Copy nothing but the text: reproduce each line of the listing exactly and leave the pictures out.
————
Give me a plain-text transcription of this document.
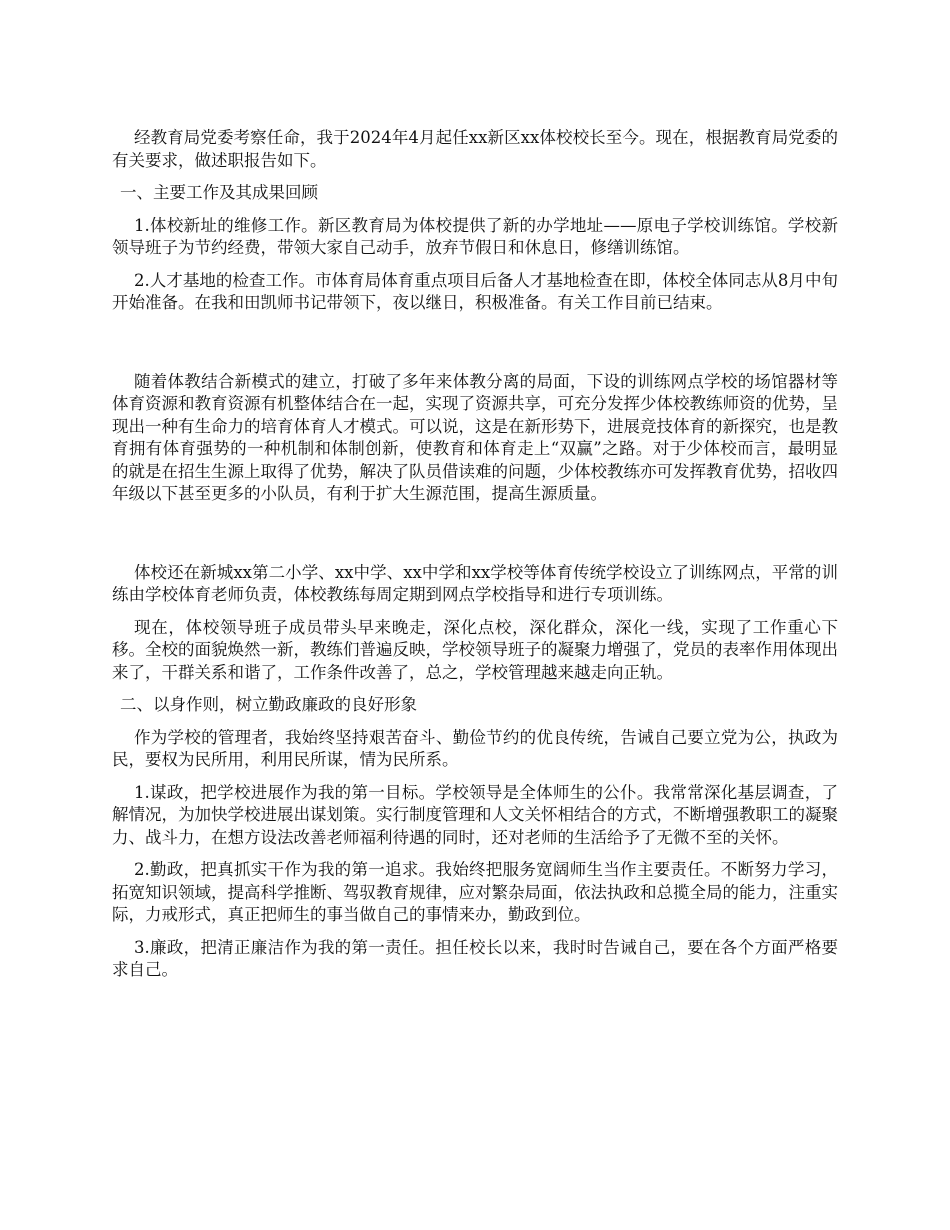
经教育局党委考察任命，我于2024年4月起任xx新区xx体校校长至今。现在，根据教育局党委的有关要求，做述职报告如下。

一、主要工作及其成果回顾

1.体校新址的维修工作。新区教育局为体校提供了新的办学地址——原电子学校训练馆。学校新领导班子为节约经费，带领大家自己动手，放弃节假日和休息日，修缮训练馆。

2.人才基地的检查工作。市体育局体育重点项目后备人才基地检查在即，体校全体同志从8月中旬开始准备。在我和田凯师书记带领下，夜以继日，积极准备。有关工作目前已结束。

随着体教结合新模式的建立，打破了多年来体教分离的局面，下设的训练网点学校的场馆器材等体育资源和教育资源有机整体结合在一起，实现了资源共享，可充分发挥少体校教练师资的优势，呈现出一种有生命力的培育体育人才模式。可以说，这是在新形势下，进展竞技体育的新探究，也是教育拥有体育强势的一种机制和体制创新，使教育和体育走上“双赢”之路。对于少体校而言，最明显的就是在招生生源上取得了优势，解决了队员借读难的问题，少体校教练亦可发挥教育优势，招收四年级以下甚至更多的小队员，有利于扩大生源范围，提高生源质量。

体校还在新城xx第二小学、xx中学、xx中学和xx学校等体育传统学校设立了训练网点，平常的训练由学校体育老师负责，体校教练每周定期到网点学校指导和进行专项训练。

现在，体校领导班子成员带头早来晚走，深化点校，深化群众，深化一线，实现了工作重心下移。全校的面貌焕然一新，教练们普遍反映，学校领导班子的凝聚力增强了，党员的表率作用体现出来了，干群关系和谐了，工作条件改善了，总之，学校管理越来越走向正轨。

二、以身作则，树立勤政廉政的良好形象

作为学校的管理者，我始终坚持艰苦奋斗、勤俭节约的优良传统，告诫自己要立党为公，执政为民，要权为民所用，利用民所谋，情为民所系。

1.谋政，把学校进展作为我的第一目标。学校领导是全体师生的公仆。我常常深化基层调查，了解情况，为加快学校进展出谋划策。实行制度管理和人文关怀相结合的方式，不断增强教职工的凝聚力、战斗力，在想方设法改善老师福利待遇的同时，还对老师的生活给予了无微不至的关怀。

2.勤政，把真抓实干作为我的第一追求。我始终把服务宽阔师生当作主要责任。不断努力学习，拓宽知识领域，提高科学推断、驾驭教育规律，应对繁杂局面，依法执政和总揽全局的能力，注重实际，力戒形式，真正把师生的事当做自己的事情来办，勤政到位。

3.廉政，把清正廉洁作为我的第一责任。担任校长以来，我时时告诫自己，要在各个方面严格要求自己。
————
Response
Give me a plain-text transcription of this document.
经教育局党委考察任命，我于2024年4月起任xx新区xx体校校长至今。现在，根据教育局党委的有关要求，做述职报告如下。

一、主要工作及其成果回顾

1.体校新址的维修工作。新区教育局为体校提供了新的办学地址——原电子学校训练馆。学校新领导班子为节约经费，带领大家自己动手，放弃节假日和休息日，修缮训练馆。

2.人才基地的检查工作。市体育局体育重点项目后备人才基地检查在即，体校全体同志从8月中旬开始准备。在我和田凯师书记带领下，夜以继日，积极准备。有关工作目前已结束。

随着体教结合新模式的建立，打破了多年来体教分离的局面，下设的训练网点学校的场馆器材等体育资源和教育资源有机整体结合在一起，实现了资源共享，可充分发挥少体校教练师资的优势，呈现出一种有生命力的培育体育人才模式。可以说，这是在新形势下，进展竞技体育的新探究，也是教育拥有体育强势的一种机制和体制创新，使教育和体育走上“双赢”之路。对于少体校而言，最明显的就是在招生生源上取得了优势，解决了队员借读难的问题，少体校教练亦可发挥教育优势，招收四年级以下甚至更多的小队员，有利于扩大生源范围，提高生源质量。

体校还在新城xx第二小学、xx中学、xx中学和xx学校等体育传统学校设立了训练网点，平常的训练由学校体育老师负责，体校教练每周定期到网点学校指导和进行专项训练。

现在，体校领导班子成员带头早来晚走，深化点校，深化群众，深化一线，实现了工作重心下移。全校的面貌焕然一新，教练们普遍反映，学校领导班子的凝聚力增强了，党员的表率作用体现出来了，干群关系和谐了，工作条件改善了，总之，学校管理越来越走向正轨。

二、以身作则，树立勤政廉政的良好形象

作为学校的管理者，我始终坚持艰苦奋斗、勤俭节约的优良传统，告诫自己要立党为公，执政为民，要权为民所用，利用民所谋，情为民所系。

1.谋政，把学校进展作为我的第一目标。学校领导是全体师生的公仆。我常常深化基层调查，了解情况，为加快学校进展出谋划策。实行制度管理和人文关怀相结合的方式，不断增强教职工的凝聚力、战斗力，在想方设法改善老师福利待遇的同时，还对老师的生活给予了无微不至的关怀。

2.勤政，把真抓实干作为我的第一追求。我始终把服务宽阔师生当作主要责任。不断努力学习，拓宽知识领域，提高科学推断、驾驭教育规律，应对繁杂局面，依法执政和总揽全局的能力，注重实际，力戒形式，真正把师生的事当做自己的事情来办，勤政到位。

3.廉政，把清正廉洁作为我的第一责任。担任校长以来，我时时告诫自己，要在各个方面严格要求自己。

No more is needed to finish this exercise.